**Requirements**
Below is a set of records; restate each one word for word.
______________________________
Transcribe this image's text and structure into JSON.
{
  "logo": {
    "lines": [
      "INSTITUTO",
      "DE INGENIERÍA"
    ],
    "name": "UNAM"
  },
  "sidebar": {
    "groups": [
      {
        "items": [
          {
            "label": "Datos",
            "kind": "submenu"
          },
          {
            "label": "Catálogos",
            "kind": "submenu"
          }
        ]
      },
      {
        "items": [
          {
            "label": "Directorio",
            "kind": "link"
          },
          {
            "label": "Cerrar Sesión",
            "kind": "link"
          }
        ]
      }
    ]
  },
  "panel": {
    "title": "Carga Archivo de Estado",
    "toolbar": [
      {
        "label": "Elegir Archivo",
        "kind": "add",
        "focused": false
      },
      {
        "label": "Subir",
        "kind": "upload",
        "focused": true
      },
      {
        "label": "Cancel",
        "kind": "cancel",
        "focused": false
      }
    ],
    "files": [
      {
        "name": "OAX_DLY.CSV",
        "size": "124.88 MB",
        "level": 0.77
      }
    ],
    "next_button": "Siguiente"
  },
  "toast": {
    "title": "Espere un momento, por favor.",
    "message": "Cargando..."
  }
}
______________________________
**Exercise solution**
Transcribe this image's text and structure into JSON.
{
  "logo": {
    "lines": [
      "INSTITUTO",
      "DE INGENIERÍA"
    ],
    "name": "UNAM"
  },
  "sidebar": {
    "groups": [
      {
        "items": [
          {
            "label": "Datos",
            "kind": "submenu"
          },
          {
            "label": "Catálogos",
            "kind": "submenu"
          }
        ]
      },
      {
        "items": [
          {
            "label": "Directorio",
            "kind": "link"
          },
          {
            "label": "Cerrar Sesión",
            "kind": "link"
          }
        ]
      }
    ]
  },
  "panel": {
    "title": "Carga Archivo de Estado",
    "toolbar": [
      {
        "label": "Elegir Archivo",
        "kind": "add",
        "focused": false
      },
      {
        "label": "Subir",
        "kind": "upload",
        "focused": true
      },
      {
        "label": "Cancel",
        "kind": "cancel",
        "focused": false
      }
    ],
    "files": [
      {
        "name": "OAX_DLY.CSV",
        "size": "124.88 MB",
        "level": 0.77
      }
    ],
    "next_button": "Siguiente"
  },
  "toast": {
    "title": "Espere un momento, por favor.",
    "message": "Cargando..."
  }
}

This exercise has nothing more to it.